DO THIS: Look below for the line containing "Output a JSON". Output it and each remaining line of the entries exactly, and nothing else.

## START

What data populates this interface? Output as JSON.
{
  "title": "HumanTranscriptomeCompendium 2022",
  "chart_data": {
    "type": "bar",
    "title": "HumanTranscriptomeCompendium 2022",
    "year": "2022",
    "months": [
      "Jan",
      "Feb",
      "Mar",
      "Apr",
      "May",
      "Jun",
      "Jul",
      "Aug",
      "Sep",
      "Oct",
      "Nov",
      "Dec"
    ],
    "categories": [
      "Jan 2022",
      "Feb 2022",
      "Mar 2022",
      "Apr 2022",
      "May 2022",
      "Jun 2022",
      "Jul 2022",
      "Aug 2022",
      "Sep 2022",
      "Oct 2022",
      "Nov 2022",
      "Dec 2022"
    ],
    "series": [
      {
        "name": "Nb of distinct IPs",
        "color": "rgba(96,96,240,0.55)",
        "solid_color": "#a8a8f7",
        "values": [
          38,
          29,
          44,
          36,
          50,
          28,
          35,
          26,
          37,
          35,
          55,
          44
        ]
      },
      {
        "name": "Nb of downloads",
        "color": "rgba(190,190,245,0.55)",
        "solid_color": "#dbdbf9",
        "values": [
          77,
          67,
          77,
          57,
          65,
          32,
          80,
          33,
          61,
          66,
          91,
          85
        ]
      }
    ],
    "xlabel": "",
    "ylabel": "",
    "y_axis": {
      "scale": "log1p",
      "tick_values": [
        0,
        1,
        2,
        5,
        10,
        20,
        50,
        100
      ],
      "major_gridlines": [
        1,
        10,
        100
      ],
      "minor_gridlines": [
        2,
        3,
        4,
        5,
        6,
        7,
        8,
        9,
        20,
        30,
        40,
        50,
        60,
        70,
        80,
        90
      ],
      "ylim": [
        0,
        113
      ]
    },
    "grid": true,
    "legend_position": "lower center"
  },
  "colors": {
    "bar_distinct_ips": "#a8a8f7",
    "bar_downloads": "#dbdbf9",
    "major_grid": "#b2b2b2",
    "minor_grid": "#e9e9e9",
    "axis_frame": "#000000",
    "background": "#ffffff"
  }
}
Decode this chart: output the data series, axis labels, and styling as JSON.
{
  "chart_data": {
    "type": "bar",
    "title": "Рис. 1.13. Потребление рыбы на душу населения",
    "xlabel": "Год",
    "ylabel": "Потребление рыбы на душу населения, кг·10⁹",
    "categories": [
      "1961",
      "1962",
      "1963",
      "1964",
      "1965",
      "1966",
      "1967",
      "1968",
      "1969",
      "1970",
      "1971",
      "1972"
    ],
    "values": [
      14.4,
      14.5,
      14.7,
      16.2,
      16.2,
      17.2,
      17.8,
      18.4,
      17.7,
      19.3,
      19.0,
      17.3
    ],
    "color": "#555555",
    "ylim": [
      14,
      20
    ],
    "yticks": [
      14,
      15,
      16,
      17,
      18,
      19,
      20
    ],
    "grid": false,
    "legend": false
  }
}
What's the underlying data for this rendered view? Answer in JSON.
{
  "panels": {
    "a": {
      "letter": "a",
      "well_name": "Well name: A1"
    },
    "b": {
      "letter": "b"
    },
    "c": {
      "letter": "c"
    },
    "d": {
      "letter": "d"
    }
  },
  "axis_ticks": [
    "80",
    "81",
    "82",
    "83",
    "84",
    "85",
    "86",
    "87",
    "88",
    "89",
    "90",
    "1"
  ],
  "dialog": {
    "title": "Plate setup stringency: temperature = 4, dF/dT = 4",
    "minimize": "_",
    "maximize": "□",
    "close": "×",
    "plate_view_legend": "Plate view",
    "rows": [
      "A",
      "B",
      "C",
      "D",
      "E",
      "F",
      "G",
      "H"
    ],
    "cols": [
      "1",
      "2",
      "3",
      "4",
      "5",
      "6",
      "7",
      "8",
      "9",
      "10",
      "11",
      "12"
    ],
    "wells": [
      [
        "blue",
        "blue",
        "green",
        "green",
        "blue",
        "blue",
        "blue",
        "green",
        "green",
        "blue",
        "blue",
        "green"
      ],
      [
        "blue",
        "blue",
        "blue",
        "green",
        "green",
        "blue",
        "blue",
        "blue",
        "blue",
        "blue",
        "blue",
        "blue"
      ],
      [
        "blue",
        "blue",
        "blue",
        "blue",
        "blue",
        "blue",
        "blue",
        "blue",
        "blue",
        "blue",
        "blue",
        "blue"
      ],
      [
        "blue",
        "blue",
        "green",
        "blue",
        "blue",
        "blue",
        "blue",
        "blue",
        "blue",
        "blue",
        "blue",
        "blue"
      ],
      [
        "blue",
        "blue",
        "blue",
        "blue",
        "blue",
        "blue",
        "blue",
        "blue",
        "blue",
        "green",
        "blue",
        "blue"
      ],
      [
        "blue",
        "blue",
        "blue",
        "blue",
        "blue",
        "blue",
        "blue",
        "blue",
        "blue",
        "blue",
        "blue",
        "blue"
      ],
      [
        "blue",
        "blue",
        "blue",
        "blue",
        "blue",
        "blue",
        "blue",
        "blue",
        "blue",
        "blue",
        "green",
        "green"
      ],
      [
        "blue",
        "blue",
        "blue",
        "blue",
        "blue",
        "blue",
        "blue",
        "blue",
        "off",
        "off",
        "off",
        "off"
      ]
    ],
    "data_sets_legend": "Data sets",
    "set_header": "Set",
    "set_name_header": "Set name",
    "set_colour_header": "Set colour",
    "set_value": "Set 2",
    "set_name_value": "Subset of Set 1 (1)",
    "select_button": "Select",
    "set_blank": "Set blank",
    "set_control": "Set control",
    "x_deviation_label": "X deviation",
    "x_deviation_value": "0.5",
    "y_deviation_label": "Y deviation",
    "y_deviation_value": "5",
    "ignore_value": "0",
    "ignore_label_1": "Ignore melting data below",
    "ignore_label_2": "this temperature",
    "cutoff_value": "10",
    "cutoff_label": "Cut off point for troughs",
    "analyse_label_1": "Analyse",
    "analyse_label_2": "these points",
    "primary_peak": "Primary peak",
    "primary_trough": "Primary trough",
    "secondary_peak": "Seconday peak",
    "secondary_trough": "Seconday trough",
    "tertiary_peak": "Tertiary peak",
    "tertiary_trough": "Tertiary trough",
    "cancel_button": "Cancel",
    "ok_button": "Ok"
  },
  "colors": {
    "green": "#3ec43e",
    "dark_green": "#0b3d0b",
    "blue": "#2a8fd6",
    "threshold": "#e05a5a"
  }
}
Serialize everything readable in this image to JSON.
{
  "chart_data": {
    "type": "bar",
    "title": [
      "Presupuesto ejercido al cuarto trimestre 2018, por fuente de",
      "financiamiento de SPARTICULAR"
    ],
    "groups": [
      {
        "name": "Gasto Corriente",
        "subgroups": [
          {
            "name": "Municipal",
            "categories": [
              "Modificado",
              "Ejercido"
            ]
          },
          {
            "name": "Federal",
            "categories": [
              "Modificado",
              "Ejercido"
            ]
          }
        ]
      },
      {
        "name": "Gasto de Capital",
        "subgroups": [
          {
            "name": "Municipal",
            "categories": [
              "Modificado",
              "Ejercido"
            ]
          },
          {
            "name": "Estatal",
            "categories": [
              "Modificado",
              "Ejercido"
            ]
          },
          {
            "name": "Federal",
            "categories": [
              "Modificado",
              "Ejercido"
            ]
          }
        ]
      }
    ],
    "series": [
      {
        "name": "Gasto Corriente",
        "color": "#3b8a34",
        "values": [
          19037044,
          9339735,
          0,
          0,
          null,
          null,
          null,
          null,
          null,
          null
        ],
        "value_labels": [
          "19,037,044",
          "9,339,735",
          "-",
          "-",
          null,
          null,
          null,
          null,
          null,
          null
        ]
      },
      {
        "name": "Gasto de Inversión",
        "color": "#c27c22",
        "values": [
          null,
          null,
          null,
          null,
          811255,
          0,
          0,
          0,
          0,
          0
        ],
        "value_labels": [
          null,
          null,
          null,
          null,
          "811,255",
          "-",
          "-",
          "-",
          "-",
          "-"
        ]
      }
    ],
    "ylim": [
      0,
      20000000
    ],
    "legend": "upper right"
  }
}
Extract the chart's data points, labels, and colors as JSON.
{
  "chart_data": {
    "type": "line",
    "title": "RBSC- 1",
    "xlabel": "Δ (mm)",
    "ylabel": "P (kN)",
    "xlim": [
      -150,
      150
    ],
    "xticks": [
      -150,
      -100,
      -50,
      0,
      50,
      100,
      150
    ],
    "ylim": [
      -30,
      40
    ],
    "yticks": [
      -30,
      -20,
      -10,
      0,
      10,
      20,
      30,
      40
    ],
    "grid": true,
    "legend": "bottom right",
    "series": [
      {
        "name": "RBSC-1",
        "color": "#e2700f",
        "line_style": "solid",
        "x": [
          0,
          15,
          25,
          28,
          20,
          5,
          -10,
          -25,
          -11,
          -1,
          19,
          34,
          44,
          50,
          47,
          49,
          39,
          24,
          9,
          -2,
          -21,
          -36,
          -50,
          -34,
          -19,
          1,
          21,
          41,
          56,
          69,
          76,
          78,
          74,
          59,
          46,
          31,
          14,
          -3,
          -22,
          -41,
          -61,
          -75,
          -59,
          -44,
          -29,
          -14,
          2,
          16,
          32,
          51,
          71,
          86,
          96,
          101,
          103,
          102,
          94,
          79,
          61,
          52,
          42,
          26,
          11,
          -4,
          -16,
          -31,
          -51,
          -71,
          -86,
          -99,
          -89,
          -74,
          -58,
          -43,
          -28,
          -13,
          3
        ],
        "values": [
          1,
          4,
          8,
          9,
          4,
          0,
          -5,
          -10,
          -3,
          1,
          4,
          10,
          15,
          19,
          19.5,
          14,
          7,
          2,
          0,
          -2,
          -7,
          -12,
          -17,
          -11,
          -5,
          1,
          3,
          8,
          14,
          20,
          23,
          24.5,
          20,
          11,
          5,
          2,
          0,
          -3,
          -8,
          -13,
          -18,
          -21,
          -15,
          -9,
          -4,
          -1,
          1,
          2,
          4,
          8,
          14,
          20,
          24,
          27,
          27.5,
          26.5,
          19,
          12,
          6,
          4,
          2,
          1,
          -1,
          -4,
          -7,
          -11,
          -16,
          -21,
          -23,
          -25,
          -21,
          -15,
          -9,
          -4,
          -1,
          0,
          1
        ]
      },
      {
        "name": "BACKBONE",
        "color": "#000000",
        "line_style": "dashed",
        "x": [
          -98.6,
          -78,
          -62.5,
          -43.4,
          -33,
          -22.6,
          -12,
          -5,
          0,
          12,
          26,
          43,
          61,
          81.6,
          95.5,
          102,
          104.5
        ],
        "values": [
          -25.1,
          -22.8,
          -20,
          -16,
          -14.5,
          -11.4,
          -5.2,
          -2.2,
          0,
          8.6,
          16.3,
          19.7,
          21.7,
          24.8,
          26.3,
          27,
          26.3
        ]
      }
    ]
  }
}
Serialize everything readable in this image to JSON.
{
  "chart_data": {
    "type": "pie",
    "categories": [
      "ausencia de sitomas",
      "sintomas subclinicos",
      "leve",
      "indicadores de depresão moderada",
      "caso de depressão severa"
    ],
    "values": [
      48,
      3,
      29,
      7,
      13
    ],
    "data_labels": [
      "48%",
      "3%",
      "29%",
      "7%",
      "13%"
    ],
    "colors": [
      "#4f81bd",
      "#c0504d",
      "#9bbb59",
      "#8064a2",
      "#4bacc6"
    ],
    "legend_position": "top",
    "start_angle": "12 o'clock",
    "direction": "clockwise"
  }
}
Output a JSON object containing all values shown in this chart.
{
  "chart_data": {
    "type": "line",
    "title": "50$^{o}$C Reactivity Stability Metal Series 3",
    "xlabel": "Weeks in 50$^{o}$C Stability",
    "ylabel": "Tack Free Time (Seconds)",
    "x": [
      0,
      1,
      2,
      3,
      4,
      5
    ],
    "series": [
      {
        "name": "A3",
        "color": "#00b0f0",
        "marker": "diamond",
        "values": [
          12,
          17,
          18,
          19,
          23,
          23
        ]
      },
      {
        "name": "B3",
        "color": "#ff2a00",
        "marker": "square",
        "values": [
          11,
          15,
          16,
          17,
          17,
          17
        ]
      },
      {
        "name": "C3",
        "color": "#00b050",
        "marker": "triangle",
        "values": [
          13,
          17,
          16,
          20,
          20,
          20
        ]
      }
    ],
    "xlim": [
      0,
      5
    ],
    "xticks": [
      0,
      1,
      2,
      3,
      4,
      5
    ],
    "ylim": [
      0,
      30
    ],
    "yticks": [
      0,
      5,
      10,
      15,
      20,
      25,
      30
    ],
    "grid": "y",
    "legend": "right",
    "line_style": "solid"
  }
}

## END

THE REPLY:
Output a JSON object containing all values shown in this chart.
{
  "chart_data": {
    "type": "line",
    "title": "50$^{o}$C Reactivity Stability Metal Series 3",
    "xlabel": "Weeks in 50$^{o}$C Stability",
    "ylabel": "Tack Free Time (Seconds)",
    "x": [
      0,
      1,
      2,
      3,
      4,
      5
    ],
    "series": [
      {
        "name": "A3",
        "color": "#00b0f0",
        "marker": "diamond",
        "values": [
          12,
          17,
          18,
          19,
          23,
          23
        ]
      },
      {
        "name": "B3",
        "color": "#ff2a00",
        "marker": "square",
        "values": [
          11,
          15,
          16,
          17,
          17,
          17
        ]
      },
      {
        "name": "C3",
        "color": "#00b050",
        "marker": "triangle",
        "values": [
          13,
          17,
          16,
          20,
          20,
          20
        ]
      }
    ],
    "xlim": [
      0,
      5
    ],
    "xticks": [
      0,
      1,
      2,
      3,
      4,
      5
    ],
    "ylim": [
      0,
      30
    ],
    "yticks": [
      0,
      5,
      10,
      15,
      20,
      25,
      30
    ],
    "grid": "y",
    "legend": "right",
    "line_style": "solid"
  }
}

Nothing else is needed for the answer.